Exercise 1 »
Please turn the stretch of the records from the line containing "data-label-budget: 12983 (573, 247, 609, 262)" through the line containing "x-category-label: 2008 (413, 336, 446, 353)" into a Markdown table with the columns Row and Entry, skipping blank lines.

-- Text extract start --

[Mesa-dev] [PATCH 6/8] radeonsi: use WRITE_DATA for small glBufferSubData sizes

Marek Olšák maraeo at gmail.com
Fri Jan 18 16:43:57 UTC 2019


From: Marek Olšák <marek.olsak at amd.com>

---
 src/gallium/drivers/radeonsi/si_buffer.c | 27 ++++++++++++++++++++++++
 src/gallium/drivers/radeonsi/si_pipe.h   |  1 +
 2 files changed, 28 insertions(+)

diff --git a/src/gallium/drivers/radeonsi/si_buffer.c b/src/gallium/drivers/radeonsi/si_buffer.c
index 4766cf4bdfa..a1e421b8b0d 100644
--- a/src/gallium/drivers/radeonsi/si_buffer.c
+++ b/src/gallium/drivers/radeonsi/si_buffer.c
@@ -16,20 +16,22 @@
  * THE SOFTWARE IS PROVIDED "AS IS", WITHOUT WARRANTY OF ANY KIND, EXPRESS OR
  * IMPLIED, INCLUDING BUT NOT LIMITED TO THE WARRANTIES OF MERCHANTABILITY,
  * FITNESS FOR A PARTICULAR PURPOSE AND NON-INFRINGEMENT. IN NO EVENT SHALL
  * THE AUTHOR(S) AND/OR THEIR SUPPLIERS BE LIABLE FOR ANY CLAIM,
  * DAMAGES OR OTHER LIABILITY, WHETHER IN AN ACTION OF CONTRACT, TORT OR
  * OTHERWISE, ARISING FROM, OUT OF OR IN CONNECTION WITH THE SOFTWARE OR THE
  * USE OR OTHER DEALINGS IN THE SOFTWARE.

-- Text extract end --
-- Dataset excerpts start --

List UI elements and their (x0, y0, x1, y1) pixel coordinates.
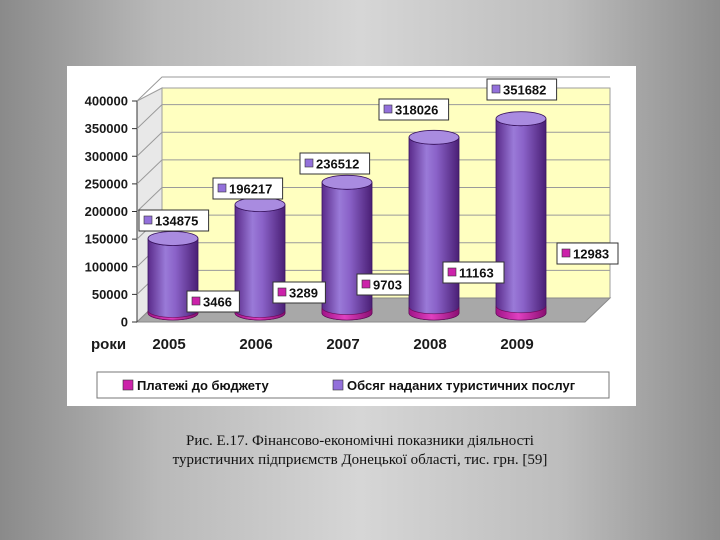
data-label-budget: 12983 (573, 247, 609, 262)
legend-swatch-budget (122, 379, 134, 391)
chart-svg: 0 50000 100000 150000 200000 250000 300000 3500… (85, 76, 619, 399)
bar-services-top (147, 231, 199, 246)
data-label-services: 196217 (229, 182, 272, 197)
gridline (136, 159, 610, 185)
y-tick-label: 0 (121, 315, 128, 330)
data-label-services-box (212, 177, 284, 200)
bar-services-top (321, 174, 373, 190)
x-category-label: 2008 (413, 336, 446, 353)
x-axis-label: роки (91, 336, 126, 353)
legend-swatch-services (332, 379, 344, 391)
data-label-budget: 9703 (373, 278, 402, 293)
data-label-budget-box (556, 242, 619, 265)
y-tick-label: 350000 (85, 121, 128, 136)
y-tick-label: 150000 (85, 232, 128, 247)
data-label-budget-box (356, 273, 410, 296)
data-label-services-swatch (217, 183, 227, 193)
data-label-services-box (486, 78, 558, 101)
data-label-services-box (378, 98, 450, 121)
bar-services (408, 137, 460, 321)
data-label-services: 351682 (503, 83, 546, 98)
bar-services (495, 118, 547, 321)
y-axis-ticks: 0 50000 100000 150000 200000 250000 300000 3500… (85, 94, 137, 330)
caption-line-2: туристичних підприємств Донецької област… (172, 452, 548, 468)
data-label-budget: 3466 (203, 295, 232, 310)
data-label-services: 236512 (316, 157, 359, 172)
data-label-budget-box (186, 290, 240, 313)
bar-services (321, 182, 373, 321)
x-category-label: 2006 (239, 336, 272, 353)
legend-label-services: Обсяг наданих туристичних послуг (347, 378, 576, 393)
gridline (136, 104, 610, 129)
y-tick-label: 50000 (92, 287, 128, 302)
legend-box (96, 371, 610, 399)
data-label-services-swatch (383, 104, 393, 114)
chart-image: 0 50000 100000 150000 200000 250000 300000 3500… (67, 66, 636, 406)
data-label-budget-swatch (191, 296, 201, 306)
data-label-services: 134875 (155, 214, 198, 229)
y-tick-label: 100000 (85, 259, 128, 274)
bar-budget (495, 305, 547, 321)
data-label-budget-swatch (561, 248, 571, 258)
bar-services-top (408, 129, 460, 145)
data-label-services: 318026 (395, 103, 438, 118)
data-label-budget: 11163 (459, 266, 494, 281)
data-label-budget-swatch (447, 267, 457, 277)
caption-line-1: Рис. Е.17. Фінансово-економічні показник… (186, 433, 534, 449)
gridline (136, 187, 610, 212)
y-tick-label: 400000 (85, 94, 128, 109)
figure-caption: Рис. Е.17. Фінансово-економічні показник… (70, 432, 650, 470)
data-label-services-box (299, 152, 371, 175)
data-label-services-box (138, 209, 210, 232)
y-tick-label: 300000 (85, 149, 128, 164)
x-category-label: 2009 (500, 336, 533, 353)
x-category-label: 2005 (152, 336, 185, 353)
y-tick-label: 250000 (85, 176, 128, 191)
gridline (136, 131, 610, 157)
data-label-services-swatch (143, 215, 153, 225)
data-label-services-swatch (491, 84, 501, 94)
x-axis-categories: 2005 2006 2007 2008 2009 (152, 336, 533, 353)
data-label-budget-swatch (361, 279, 371, 289)
bar-services-top (234, 197, 286, 212)
legend-label-budget: Платежі до бюджету (137, 378, 270, 393)
legend: Платежі до бюджету Обсяг наданих туристи… (96, 371, 610, 399)
gridline (136, 76, 610, 102)
bar-budget (234, 310, 286, 321)
x-category-label: 2007 (326, 336, 359, 353)
data-labels: 134875 3466 196217 3289 236512 9703 318026 1116… (138, 78, 619, 313)
data-label-budget: 3289 (289, 286, 318, 301)
bar-services-top (495, 111, 547, 127)
data-label-budget-box (272, 281, 326, 304)
data-label-services-swatch (304, 158, 314, 168)
data-label-budget-swatch (277, 287, 287, 297)
data-label-budget-box (442, 261, 505, 284)
y-tick-label: 200000 (85, 204, 128, 219)
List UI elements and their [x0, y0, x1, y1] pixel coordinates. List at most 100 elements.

-- Dataset excerpts end --

Exercise 2 »
Summarize the patch email in two sentences.

Expected output 1 »
| Row | Entry |
|---|---|
| 1 | data-label-budget: 12983 (573, 247, 609, 262) |
| 2 | legend-swatch-budget (122, 379, 134, 391) |
| 3 | chart-svg: 0 50000 100000 150000 200000 250000 300000 3500… (85, 76, 619, 399) |
| 4 | bar-services-top (147, 231, 199, 246) |
| 5 | data-label-services: 196217 (229, 182, 272, 197) |
| 6 | gridline (136, 159, 610, 185) |
| 7 | y-tick-label: 0 (121, 315, 128, 330) |
| 8 | data-label-services-box (212, 177, 284, 200) |
| 9 | bar-services-top (321, 174, 373, 190) |
| 10 | x-category-label: 2008 (413, 336, 446, 353) |

Expected output 2 »
Marek Olšák posted patch 6 of 8, "radeonsi: use WRITE_DATA for small glBufferSubData sizes," to Mesa-dev on January 18, 2019. The patch touches si_buffer.c and si_pipe.h in the radeonsi driver, for 2 files changed and 28 insertions.